Information shown

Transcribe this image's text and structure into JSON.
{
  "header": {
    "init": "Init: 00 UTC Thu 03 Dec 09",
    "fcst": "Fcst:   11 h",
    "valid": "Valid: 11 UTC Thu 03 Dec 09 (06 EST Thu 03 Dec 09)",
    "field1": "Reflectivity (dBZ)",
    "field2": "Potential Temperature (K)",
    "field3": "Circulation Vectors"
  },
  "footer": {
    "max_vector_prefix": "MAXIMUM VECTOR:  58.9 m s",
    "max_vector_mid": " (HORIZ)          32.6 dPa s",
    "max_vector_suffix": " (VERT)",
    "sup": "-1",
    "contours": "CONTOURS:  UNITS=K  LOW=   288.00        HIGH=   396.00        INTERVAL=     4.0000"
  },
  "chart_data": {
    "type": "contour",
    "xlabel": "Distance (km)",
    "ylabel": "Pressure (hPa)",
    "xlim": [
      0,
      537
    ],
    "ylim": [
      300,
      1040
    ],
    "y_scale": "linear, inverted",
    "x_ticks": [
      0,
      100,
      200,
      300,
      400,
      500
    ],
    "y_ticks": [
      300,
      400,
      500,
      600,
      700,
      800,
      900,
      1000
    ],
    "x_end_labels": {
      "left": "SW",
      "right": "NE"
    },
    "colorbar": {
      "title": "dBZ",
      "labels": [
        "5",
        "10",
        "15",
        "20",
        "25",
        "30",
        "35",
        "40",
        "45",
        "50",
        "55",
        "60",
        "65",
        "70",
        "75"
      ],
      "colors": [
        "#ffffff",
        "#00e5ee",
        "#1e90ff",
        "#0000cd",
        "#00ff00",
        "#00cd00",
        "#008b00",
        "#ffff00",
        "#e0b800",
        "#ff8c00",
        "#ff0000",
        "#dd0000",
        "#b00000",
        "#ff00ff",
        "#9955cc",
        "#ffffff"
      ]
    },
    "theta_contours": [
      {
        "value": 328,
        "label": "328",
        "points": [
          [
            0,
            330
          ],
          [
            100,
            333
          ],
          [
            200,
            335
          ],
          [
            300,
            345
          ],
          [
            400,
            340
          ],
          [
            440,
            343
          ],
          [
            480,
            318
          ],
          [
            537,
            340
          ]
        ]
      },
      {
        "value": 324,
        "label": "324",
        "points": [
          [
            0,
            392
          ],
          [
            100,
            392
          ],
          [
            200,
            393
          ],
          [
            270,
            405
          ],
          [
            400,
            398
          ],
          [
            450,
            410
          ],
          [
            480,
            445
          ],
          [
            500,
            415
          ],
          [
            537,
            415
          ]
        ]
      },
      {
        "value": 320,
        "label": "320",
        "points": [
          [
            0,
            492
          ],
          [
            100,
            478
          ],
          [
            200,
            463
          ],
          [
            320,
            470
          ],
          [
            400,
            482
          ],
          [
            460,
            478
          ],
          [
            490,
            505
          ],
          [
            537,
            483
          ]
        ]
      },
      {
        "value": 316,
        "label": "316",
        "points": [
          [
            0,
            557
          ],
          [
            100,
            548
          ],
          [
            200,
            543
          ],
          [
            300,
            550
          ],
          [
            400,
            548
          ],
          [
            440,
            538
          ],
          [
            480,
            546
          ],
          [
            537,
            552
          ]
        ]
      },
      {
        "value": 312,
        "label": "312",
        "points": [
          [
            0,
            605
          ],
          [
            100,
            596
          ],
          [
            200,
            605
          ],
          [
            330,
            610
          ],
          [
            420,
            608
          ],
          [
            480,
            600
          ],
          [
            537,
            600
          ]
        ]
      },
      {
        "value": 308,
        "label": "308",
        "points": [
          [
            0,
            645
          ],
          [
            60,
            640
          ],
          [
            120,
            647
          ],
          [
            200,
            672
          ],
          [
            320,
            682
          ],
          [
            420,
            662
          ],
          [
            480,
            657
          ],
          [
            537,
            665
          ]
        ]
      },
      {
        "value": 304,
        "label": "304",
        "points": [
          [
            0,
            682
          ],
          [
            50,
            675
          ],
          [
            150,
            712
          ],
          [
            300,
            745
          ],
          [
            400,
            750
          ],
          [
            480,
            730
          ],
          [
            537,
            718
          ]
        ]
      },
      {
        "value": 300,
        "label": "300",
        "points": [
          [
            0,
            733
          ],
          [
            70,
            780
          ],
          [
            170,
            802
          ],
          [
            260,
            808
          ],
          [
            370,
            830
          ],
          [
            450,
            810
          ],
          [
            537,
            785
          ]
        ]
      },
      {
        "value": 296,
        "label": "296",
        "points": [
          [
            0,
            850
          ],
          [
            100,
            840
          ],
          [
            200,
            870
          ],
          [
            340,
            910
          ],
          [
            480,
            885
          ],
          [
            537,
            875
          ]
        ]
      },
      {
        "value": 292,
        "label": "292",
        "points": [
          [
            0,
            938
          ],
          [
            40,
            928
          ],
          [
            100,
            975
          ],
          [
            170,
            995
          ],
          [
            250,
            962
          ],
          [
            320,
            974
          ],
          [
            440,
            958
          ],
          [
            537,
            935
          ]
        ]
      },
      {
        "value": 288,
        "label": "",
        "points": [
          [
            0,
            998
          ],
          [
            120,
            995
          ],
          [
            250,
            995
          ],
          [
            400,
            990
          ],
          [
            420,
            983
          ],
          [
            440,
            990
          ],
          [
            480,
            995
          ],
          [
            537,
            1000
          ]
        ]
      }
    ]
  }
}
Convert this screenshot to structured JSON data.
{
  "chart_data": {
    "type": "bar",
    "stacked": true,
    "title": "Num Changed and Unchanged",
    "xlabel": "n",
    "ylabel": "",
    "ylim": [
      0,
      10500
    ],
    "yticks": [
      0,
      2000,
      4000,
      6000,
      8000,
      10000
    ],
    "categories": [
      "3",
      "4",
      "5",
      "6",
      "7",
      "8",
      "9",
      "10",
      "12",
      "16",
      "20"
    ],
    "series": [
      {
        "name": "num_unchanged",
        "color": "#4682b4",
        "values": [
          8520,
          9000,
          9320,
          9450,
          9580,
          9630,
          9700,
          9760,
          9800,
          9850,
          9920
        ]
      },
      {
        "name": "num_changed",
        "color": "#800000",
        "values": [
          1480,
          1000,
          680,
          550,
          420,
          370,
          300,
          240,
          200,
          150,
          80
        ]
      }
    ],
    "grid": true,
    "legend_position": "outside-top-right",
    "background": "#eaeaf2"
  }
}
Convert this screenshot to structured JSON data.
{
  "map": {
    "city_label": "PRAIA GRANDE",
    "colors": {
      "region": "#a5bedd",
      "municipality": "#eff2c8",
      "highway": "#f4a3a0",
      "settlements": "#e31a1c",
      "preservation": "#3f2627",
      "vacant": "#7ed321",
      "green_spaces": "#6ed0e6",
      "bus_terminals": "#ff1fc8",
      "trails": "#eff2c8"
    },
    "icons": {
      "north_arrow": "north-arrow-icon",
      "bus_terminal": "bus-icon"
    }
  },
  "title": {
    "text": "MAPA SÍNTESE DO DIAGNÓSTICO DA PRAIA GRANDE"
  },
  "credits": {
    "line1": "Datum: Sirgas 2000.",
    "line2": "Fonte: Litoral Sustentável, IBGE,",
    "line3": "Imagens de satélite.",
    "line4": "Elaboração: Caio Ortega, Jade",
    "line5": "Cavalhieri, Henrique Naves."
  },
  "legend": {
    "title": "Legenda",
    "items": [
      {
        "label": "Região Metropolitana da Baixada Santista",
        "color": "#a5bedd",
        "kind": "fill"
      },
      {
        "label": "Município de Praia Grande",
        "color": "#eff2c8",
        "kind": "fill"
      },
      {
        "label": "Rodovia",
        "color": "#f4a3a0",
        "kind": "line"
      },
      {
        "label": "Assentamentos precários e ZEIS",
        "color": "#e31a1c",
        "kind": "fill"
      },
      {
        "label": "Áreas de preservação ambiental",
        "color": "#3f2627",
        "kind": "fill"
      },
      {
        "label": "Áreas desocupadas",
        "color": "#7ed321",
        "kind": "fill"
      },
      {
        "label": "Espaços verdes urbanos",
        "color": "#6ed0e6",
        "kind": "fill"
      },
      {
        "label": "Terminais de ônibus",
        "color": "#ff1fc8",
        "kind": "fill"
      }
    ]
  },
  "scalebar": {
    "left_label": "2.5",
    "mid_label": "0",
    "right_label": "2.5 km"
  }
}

Aim
From the listing, copy each line containing the word "name".

Expected answer
        "name": "num_unchanged",
        "name": "num_changed",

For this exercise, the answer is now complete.